• _AIM_
Take each line containing "Transcribe" and report it exactly as written.

• _LISTED ENTRIES_

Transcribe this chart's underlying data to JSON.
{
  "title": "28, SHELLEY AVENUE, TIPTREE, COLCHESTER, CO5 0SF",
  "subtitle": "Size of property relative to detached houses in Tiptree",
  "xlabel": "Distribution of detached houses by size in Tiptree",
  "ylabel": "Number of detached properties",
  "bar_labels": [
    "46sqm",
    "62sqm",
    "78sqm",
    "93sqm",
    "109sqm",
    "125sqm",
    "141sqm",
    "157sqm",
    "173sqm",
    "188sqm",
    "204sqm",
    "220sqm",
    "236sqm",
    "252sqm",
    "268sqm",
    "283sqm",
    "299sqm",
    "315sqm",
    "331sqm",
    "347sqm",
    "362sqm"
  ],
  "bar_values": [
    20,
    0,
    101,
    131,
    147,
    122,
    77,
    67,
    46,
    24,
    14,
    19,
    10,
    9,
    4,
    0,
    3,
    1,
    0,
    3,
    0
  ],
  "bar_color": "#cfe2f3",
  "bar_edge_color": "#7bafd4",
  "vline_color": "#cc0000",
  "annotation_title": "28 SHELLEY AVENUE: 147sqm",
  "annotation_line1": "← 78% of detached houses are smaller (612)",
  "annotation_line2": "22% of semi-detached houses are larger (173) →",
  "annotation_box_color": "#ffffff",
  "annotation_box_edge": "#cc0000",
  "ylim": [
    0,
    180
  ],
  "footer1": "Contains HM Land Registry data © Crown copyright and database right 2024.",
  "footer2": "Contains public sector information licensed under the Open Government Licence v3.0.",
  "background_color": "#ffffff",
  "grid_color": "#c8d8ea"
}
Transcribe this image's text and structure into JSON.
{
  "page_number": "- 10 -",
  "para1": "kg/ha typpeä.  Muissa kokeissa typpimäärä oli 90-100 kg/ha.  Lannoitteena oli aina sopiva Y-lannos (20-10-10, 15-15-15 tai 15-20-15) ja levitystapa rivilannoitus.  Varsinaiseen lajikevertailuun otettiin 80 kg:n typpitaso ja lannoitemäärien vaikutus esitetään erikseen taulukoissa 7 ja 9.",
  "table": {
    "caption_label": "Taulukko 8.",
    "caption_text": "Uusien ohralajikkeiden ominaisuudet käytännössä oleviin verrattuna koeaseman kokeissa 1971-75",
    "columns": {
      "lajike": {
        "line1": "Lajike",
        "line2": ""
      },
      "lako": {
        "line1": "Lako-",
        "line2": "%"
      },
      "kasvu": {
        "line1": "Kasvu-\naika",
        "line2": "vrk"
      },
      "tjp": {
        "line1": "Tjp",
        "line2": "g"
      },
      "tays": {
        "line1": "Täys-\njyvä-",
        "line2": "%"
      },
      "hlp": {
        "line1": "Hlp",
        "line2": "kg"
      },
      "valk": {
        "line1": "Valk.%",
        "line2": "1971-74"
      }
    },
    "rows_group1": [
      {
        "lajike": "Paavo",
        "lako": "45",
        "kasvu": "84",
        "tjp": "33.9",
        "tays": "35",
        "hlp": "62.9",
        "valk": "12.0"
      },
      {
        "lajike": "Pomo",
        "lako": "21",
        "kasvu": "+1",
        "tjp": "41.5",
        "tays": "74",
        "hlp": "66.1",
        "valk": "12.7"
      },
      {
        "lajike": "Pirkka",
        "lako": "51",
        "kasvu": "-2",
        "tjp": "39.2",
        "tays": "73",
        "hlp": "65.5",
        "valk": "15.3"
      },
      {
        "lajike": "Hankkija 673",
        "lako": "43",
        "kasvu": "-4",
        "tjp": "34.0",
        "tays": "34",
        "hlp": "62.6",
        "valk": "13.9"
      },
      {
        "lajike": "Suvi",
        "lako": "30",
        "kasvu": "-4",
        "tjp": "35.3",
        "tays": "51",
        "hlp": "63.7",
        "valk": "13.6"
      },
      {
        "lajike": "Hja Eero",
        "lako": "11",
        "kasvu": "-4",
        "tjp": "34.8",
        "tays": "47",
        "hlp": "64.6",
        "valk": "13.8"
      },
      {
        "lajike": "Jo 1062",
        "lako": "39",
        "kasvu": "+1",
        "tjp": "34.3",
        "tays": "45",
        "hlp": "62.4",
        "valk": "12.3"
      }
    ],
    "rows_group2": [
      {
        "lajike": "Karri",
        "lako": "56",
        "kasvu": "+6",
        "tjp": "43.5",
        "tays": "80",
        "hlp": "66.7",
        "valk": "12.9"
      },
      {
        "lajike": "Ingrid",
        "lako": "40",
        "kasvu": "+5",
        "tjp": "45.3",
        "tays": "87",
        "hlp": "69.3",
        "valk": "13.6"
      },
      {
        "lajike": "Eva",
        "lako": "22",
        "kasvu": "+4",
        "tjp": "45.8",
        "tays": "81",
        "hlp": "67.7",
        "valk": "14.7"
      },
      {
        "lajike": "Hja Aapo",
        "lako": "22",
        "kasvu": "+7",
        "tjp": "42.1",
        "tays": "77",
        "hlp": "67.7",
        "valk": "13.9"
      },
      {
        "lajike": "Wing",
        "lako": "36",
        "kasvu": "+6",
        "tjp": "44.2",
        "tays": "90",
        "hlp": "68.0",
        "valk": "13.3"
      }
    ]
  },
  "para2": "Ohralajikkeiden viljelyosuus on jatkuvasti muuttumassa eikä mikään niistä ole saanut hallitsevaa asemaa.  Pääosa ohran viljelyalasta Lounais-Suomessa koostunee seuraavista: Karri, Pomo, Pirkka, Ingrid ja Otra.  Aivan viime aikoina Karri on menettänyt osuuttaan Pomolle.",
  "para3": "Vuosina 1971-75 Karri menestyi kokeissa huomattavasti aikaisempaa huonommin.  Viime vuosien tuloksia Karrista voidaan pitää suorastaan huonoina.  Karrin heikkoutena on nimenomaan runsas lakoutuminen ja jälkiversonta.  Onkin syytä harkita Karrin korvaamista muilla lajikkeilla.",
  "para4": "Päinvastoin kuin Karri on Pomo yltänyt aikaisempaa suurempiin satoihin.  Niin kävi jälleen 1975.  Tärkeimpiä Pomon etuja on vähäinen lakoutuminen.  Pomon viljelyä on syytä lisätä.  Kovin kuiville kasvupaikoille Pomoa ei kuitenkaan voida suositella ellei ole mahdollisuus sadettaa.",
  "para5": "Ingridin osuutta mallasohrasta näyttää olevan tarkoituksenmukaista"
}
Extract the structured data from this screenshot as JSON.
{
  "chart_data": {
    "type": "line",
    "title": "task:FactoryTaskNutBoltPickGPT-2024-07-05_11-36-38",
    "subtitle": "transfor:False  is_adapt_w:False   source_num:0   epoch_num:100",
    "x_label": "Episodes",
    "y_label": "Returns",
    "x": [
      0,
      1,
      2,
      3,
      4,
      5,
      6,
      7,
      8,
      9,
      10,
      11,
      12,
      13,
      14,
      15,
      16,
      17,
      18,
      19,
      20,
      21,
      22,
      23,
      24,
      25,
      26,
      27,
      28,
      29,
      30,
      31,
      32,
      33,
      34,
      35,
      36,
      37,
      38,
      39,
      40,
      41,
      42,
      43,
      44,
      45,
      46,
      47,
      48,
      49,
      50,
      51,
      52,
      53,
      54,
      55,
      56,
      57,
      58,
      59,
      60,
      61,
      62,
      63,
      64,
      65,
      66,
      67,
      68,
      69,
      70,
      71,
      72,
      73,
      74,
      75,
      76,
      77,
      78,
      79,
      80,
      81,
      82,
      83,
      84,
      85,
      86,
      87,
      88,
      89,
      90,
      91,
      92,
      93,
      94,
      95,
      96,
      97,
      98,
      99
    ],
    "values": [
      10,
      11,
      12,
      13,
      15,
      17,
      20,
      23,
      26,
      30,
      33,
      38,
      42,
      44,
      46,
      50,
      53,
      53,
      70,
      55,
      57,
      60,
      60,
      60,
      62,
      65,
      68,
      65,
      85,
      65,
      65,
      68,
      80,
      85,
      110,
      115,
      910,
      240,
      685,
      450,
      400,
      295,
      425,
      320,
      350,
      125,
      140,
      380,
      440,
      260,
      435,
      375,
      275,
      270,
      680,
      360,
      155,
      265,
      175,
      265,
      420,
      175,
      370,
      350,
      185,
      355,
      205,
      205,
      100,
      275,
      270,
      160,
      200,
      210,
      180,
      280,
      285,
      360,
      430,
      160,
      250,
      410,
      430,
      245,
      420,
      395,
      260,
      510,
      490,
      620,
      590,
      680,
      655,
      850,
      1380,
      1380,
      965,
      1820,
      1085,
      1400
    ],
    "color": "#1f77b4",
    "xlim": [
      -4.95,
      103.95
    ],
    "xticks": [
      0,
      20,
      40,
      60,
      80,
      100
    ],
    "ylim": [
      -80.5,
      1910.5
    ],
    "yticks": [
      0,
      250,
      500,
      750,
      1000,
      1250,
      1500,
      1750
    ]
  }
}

• _FINISHED ANSWER_
Transcribe this chart's underlying data to JSON.
Transcribe this image's text and structure into JSON.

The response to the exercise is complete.